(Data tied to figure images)
---*---

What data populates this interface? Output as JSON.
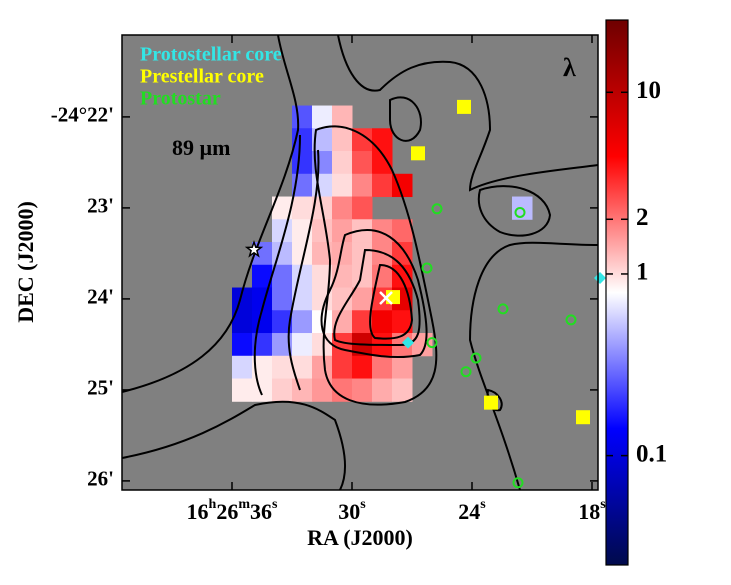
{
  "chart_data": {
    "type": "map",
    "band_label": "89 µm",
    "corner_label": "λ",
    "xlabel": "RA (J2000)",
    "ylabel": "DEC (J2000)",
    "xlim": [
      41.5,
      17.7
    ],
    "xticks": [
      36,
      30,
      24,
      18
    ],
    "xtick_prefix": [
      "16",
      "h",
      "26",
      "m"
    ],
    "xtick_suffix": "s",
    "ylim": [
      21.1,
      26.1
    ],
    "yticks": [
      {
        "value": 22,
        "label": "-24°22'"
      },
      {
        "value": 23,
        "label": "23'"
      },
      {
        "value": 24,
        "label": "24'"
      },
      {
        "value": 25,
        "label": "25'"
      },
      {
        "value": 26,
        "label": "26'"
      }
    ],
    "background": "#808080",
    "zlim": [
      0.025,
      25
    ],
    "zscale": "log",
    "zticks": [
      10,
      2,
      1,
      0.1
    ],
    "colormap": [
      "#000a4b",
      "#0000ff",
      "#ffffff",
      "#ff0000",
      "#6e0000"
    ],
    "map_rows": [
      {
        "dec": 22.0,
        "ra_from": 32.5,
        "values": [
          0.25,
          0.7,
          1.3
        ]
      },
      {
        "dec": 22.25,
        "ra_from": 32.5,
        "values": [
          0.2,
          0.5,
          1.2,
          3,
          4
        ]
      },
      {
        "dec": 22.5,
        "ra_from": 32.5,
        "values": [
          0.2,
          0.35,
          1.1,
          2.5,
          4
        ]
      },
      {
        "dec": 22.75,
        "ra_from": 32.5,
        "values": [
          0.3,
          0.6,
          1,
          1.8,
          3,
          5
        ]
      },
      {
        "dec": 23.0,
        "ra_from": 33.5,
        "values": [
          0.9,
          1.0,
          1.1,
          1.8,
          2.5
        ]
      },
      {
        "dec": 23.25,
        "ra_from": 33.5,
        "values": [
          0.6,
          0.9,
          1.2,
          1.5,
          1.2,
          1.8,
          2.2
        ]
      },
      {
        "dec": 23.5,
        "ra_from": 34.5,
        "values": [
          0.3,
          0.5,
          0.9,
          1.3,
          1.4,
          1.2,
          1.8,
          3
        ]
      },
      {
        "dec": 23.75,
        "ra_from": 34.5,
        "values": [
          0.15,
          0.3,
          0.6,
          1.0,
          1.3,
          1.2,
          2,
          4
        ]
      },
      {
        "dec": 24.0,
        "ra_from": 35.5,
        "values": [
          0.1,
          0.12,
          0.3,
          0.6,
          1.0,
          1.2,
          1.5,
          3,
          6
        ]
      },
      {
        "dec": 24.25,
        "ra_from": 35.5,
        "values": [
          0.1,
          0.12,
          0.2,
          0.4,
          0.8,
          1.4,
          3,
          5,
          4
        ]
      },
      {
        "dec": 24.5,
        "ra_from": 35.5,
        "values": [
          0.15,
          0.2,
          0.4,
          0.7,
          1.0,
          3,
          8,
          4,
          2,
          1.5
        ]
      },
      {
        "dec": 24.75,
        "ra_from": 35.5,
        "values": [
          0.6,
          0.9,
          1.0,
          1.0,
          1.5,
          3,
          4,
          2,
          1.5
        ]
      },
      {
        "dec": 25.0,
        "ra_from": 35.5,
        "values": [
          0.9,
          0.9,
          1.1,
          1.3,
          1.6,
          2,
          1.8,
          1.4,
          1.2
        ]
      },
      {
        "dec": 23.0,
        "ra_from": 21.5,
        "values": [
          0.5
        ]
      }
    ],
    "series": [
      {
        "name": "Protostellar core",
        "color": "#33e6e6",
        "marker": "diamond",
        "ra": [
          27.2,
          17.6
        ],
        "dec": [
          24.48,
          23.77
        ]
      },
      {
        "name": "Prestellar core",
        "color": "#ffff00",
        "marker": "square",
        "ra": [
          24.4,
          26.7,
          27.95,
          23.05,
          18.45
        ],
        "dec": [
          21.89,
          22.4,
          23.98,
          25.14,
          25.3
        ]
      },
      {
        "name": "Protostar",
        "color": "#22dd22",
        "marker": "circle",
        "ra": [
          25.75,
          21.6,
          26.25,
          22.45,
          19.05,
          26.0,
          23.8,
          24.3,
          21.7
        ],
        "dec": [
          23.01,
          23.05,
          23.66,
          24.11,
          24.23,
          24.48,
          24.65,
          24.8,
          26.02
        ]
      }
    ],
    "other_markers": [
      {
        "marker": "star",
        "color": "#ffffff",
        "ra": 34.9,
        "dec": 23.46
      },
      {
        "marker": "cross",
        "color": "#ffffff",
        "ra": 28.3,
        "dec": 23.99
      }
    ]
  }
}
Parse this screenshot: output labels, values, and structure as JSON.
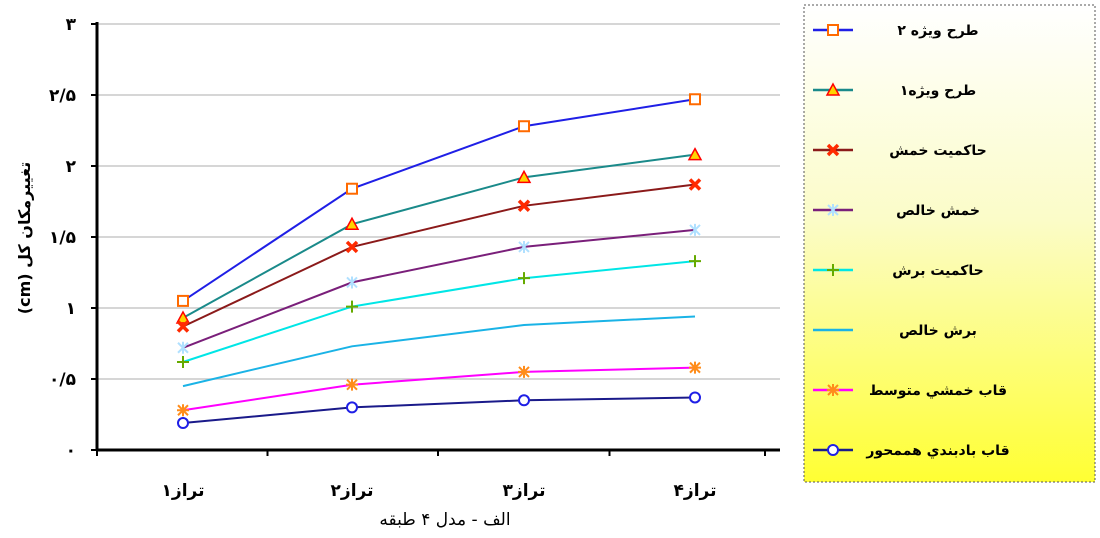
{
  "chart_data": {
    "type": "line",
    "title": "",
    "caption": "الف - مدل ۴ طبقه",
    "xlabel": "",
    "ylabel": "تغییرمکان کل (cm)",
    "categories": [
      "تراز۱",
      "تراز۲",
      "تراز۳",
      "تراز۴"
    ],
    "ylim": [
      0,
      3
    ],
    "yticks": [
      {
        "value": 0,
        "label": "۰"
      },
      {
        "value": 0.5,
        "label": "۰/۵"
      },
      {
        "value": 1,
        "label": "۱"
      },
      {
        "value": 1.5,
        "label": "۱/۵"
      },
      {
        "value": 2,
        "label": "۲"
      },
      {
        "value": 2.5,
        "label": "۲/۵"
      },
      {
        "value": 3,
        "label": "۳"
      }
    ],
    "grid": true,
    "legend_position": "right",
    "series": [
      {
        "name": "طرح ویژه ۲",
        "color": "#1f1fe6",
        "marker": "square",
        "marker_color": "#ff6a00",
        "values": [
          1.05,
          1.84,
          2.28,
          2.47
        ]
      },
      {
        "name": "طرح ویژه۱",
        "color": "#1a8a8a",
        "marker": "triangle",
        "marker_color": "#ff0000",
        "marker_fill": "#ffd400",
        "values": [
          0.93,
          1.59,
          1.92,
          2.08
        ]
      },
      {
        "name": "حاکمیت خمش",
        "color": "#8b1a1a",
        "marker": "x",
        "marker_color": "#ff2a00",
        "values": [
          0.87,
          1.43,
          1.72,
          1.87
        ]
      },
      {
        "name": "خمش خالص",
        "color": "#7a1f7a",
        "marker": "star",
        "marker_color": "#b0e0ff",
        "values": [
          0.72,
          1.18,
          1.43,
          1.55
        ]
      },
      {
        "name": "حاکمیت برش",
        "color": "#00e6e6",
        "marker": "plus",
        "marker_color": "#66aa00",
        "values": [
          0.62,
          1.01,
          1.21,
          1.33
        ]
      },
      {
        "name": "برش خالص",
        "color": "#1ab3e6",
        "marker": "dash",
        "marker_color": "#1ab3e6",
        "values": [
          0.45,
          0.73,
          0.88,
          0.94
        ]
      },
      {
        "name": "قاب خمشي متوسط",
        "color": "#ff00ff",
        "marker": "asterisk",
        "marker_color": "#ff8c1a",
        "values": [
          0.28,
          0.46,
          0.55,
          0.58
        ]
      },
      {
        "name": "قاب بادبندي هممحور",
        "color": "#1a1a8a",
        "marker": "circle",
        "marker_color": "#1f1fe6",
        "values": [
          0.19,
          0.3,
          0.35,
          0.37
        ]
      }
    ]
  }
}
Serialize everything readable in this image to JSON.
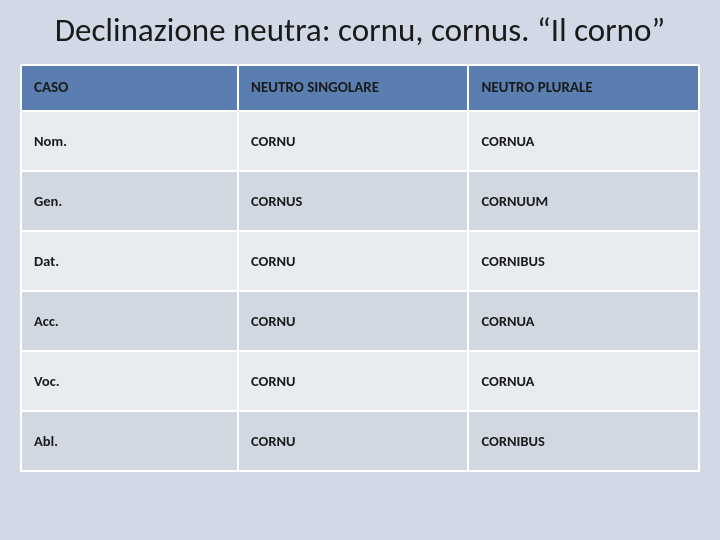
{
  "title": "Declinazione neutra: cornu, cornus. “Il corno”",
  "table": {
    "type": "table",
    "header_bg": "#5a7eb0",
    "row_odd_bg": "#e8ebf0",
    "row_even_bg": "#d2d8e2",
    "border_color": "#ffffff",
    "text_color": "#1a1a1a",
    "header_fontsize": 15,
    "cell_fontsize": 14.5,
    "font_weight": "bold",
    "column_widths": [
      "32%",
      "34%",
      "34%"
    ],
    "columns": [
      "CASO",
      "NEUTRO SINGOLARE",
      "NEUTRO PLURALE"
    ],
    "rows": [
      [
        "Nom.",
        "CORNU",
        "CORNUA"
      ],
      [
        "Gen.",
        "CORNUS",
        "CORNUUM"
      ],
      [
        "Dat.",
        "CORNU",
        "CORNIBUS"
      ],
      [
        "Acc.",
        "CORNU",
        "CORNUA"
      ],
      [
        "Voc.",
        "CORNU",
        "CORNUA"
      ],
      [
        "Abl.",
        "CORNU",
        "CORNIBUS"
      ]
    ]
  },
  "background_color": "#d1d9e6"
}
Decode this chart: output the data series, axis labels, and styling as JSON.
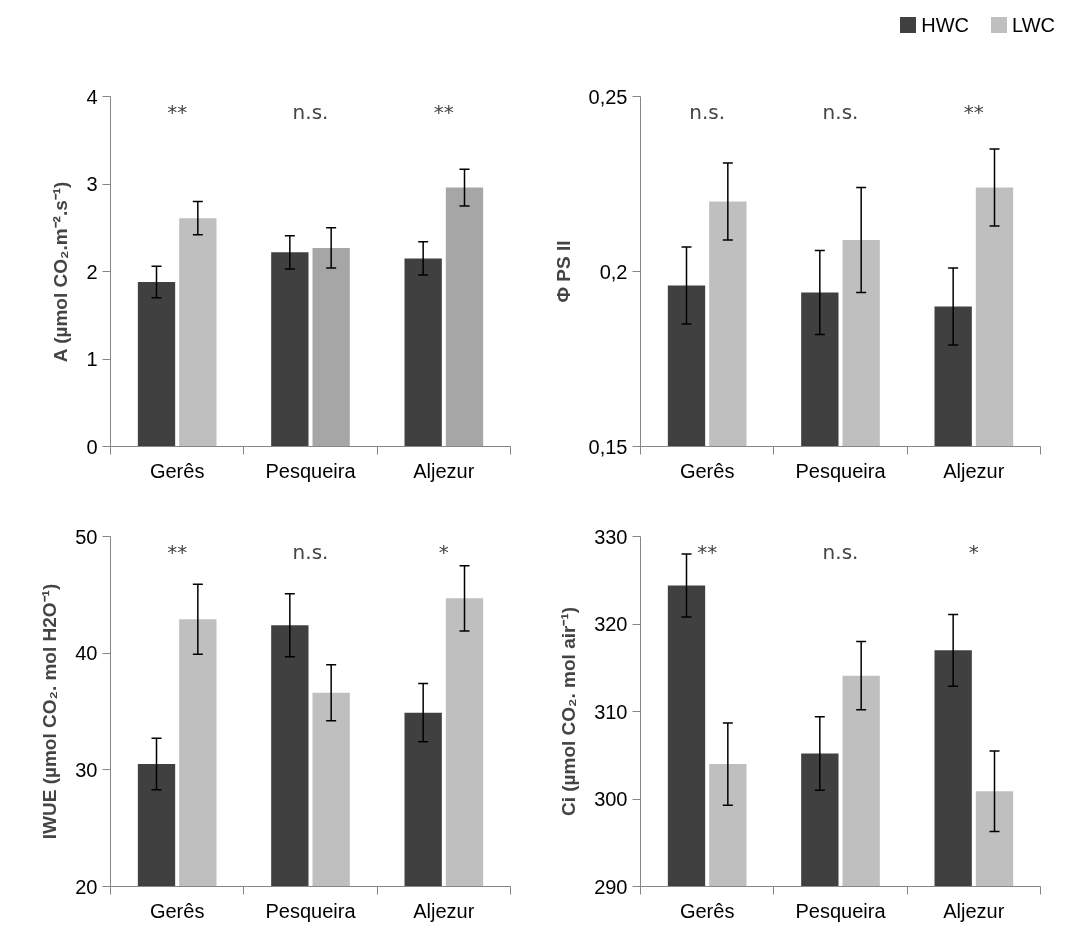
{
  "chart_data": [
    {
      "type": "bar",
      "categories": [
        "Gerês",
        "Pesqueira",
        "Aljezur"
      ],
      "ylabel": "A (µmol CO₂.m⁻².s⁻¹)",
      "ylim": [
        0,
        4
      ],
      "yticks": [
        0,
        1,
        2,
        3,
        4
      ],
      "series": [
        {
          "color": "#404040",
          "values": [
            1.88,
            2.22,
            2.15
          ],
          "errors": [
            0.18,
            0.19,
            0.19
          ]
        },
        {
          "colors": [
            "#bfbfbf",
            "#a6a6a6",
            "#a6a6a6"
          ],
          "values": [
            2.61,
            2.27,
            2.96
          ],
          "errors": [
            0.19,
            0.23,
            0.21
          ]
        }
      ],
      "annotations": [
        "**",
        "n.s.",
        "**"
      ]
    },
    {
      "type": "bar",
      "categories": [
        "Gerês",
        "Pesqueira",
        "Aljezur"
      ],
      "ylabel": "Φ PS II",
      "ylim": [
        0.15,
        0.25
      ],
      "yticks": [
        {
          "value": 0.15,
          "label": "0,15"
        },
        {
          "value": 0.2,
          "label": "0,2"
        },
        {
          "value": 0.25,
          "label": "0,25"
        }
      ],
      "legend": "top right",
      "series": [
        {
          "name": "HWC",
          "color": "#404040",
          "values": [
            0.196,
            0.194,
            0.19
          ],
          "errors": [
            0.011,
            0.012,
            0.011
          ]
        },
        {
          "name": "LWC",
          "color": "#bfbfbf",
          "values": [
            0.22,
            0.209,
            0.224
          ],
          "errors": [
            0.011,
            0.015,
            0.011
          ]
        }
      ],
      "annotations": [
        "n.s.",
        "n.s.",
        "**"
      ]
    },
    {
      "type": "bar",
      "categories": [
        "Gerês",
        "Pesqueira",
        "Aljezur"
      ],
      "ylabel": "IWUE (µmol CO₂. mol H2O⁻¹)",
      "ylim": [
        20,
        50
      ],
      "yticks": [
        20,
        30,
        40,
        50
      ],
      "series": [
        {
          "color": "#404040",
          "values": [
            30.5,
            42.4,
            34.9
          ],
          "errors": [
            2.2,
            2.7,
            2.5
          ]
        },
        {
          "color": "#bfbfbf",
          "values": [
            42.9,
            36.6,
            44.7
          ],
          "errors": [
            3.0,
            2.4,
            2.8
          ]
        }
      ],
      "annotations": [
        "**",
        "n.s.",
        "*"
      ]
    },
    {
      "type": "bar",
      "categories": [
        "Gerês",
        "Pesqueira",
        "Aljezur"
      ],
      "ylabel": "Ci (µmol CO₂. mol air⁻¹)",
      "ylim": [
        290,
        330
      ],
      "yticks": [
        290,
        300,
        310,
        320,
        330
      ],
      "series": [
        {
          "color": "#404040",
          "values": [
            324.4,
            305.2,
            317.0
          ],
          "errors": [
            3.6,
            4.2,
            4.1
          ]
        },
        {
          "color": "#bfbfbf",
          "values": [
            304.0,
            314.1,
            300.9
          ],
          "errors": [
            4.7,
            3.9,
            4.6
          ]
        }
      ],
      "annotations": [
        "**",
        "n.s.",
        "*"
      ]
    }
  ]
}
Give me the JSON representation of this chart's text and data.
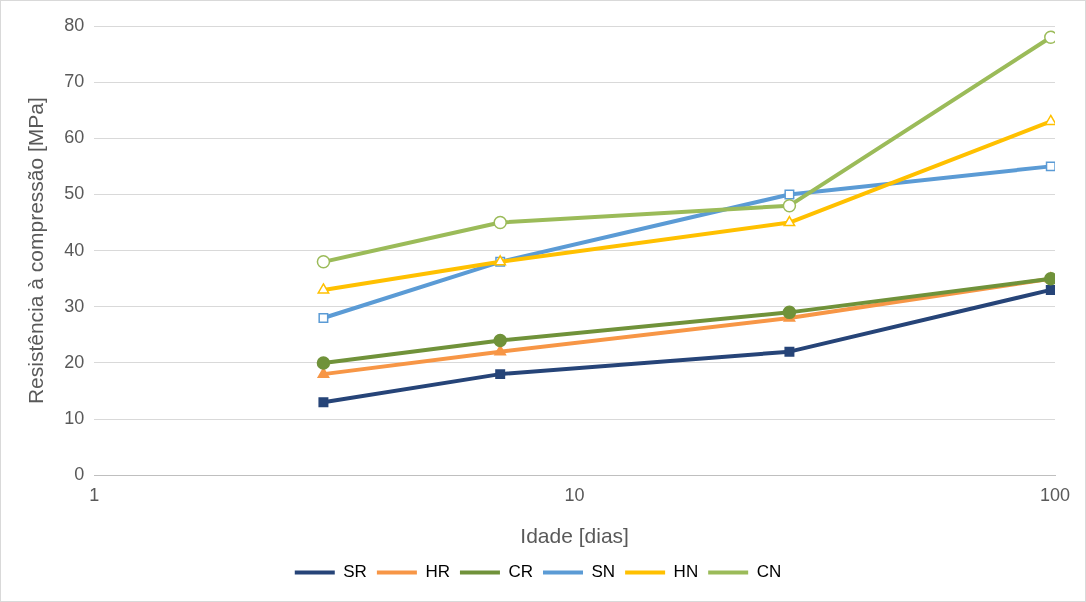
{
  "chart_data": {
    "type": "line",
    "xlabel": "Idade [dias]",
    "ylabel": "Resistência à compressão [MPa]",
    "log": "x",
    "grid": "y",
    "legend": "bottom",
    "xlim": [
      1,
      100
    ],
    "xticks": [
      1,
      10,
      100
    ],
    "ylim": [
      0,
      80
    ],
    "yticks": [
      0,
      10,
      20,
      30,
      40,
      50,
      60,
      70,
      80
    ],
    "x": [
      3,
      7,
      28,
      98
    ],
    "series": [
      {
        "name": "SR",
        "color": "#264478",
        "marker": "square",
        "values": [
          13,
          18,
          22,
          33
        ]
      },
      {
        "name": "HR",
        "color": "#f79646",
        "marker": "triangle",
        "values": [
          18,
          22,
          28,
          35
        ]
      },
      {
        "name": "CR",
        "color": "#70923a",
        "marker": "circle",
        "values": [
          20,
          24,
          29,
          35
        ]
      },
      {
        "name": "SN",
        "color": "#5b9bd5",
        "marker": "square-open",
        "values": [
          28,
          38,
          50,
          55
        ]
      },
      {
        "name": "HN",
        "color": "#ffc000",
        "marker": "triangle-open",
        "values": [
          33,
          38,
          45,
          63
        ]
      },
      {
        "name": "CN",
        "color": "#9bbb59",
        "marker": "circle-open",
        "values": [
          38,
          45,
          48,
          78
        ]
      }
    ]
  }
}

---*---

Stated goal —
Note how many lines of the material contain the string "open". Then report that number by itself.

Result for this exercise —
3